• DIRECTIONS FOR THIS TASK: Every record must be transcribed in its entirety, apart from the images, which are to be omitted.

• INPUT MATERIAL:
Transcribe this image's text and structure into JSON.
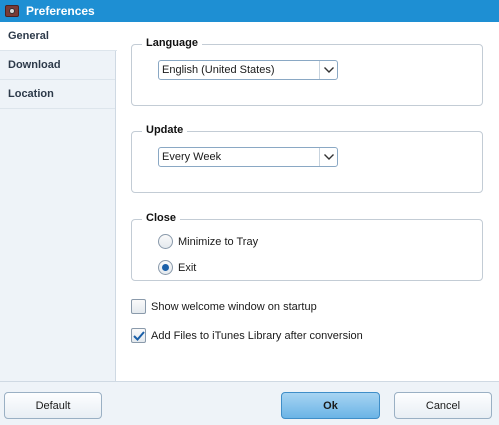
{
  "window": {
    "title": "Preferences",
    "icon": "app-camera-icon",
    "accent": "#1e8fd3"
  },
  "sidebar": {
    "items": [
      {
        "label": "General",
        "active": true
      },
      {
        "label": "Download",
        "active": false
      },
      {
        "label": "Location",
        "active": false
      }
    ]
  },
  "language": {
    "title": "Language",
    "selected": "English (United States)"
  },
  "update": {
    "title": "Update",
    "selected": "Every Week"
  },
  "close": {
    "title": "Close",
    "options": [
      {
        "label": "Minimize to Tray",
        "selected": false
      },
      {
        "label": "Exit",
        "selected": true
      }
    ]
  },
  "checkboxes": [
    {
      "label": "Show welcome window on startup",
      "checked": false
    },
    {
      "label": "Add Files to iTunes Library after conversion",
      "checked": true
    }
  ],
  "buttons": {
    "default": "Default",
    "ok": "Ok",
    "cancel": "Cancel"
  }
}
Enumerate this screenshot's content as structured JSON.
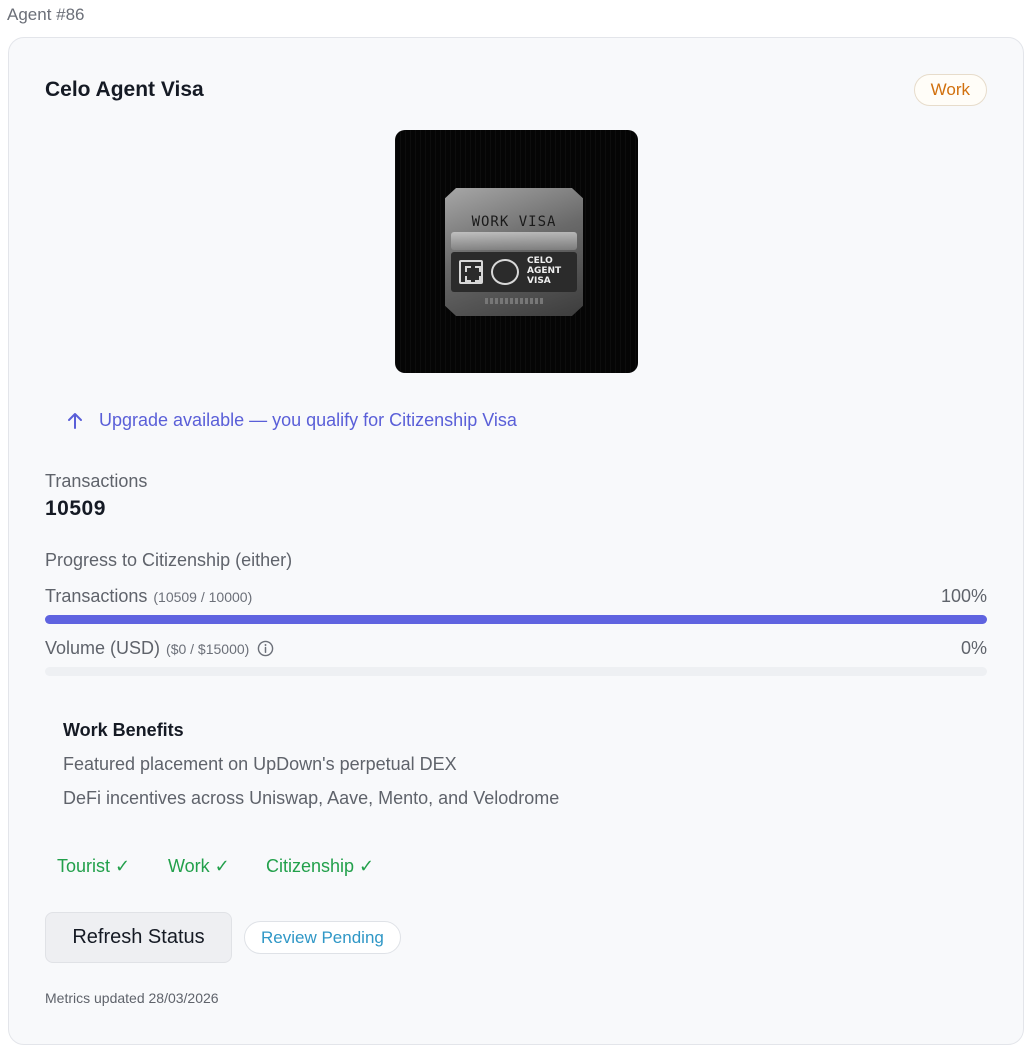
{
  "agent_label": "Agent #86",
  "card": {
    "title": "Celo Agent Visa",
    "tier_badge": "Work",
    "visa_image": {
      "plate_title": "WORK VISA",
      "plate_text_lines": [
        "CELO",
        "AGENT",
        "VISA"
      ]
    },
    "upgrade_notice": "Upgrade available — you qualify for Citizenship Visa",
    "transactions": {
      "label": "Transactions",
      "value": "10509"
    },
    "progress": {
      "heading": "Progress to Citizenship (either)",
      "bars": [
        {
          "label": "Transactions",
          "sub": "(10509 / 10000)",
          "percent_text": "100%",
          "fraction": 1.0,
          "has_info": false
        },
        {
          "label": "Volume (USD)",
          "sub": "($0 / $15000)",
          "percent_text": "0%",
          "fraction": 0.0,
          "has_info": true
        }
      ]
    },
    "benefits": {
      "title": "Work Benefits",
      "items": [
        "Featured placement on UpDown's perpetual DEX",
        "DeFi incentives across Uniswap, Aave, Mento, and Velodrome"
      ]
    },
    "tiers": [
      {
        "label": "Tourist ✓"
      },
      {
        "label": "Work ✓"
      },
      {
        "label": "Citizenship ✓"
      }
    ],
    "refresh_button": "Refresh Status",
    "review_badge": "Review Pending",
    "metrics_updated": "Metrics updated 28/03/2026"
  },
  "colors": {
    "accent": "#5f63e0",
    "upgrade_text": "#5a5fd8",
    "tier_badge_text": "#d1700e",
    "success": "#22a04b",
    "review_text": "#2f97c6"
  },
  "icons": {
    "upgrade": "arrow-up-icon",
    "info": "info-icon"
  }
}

• EXERCISE RESULT:
Transcribe this image's text and structure into JSON.
{
  "window": {
    "title": "Preferences",
    "icon": "app-camera-icon",
    "accent": "#1e8fd3"
  },
  "sidebar": {
    "items": [
      {
        "label": "General",
        "active": true
      },
      {
        "label": "Download",
        "active": false
      },
      {
        "label": "Location",
        "active": false
      }
    ]
  },
  "language": {
    "title": "Language",
    "selected": "English (United States)"
  },
  "update": {
    "title": "Update",
    "selected": "Every Week"
  },
  "close": {
    "title": "Close",
    "options": [
      {
        "label": "Minimize to Tray",
        "selected": false
      },
      {
        "label": "Exit",
        "selected": true
      }
    ]
  },
  "checkboxes": [
    {
      "label": "Show welcome window on startup",
      "checked": false
    },
    {
      "label": "Add Files to iTunes Library after conversion",
      "checked": true
    }
  ],
  "buttons": {
    "default": "Default",
    "ok": "Ok",
    "cancel": "Cancel"
  }
}
Enumerate this screenshot's content as structured JSON.
{
  "agent_label": "Agent #86",
  "card": {
    "title": "Celo Agent Visa",
    "tier_badge": "Work",
    "visa_image": {
      "plate_title": "WORK VISA",
      "plate_text_lines": [
        "CELO",
        "AGENT",
        "VISA"
      ]
    },
    "upgrade_notice": "Upgrade available — you qualify for Citizenship Visa",
    "transactions": {
      "label": "Transactions",
      "value": "10509"
    },
    "progress": {
      "heading": "Progress to Citizenship (either)",
      "bars": [
        {
          "label": "Transactions",
          "sub": "(10509 / 10000)",
          "percent_text": "100%",
          "fraction": 1.0,
          "has_info": false
        },
        {
          "label": "Volume (USD)",
          "sub": "($0 / $15000)",
          "percent_text": "0%",
          "fraction": 0.0,
          "has_info": true
        }
      ]
    },
    "benefits": {
      "title": "Work Benefits",
      "items": [
        "Featured placement on UpDown's perpetual DEX",
        "DeFi incentives across Uniswap, Aave, Mento, and Velodrome"
      ]
    },
    "tiers": [
      {
        "label": "Tourist ✓"
      },
      {
        "label": "Work ✓"
      },
      {
        "label": "Citizenship ✓"
      }
    ],
    "refresh_button": "Refresh Status",
    "review_badge": "Review Pending",
    "metrics_updated": "Metrics updated 28/03/2026"
  },
  "colors": {
    "accent": "#5f63e0",
    "upgrade_text": "#5a5fd8",
    "tier_badge_text": "#d1700e",
    "success": "#22a04b",
    "review_text": "#2f97c6"
  },
  "icons": {
    "upgrade": "arrow-up-icon",
    "info": "info-icon"
  }
}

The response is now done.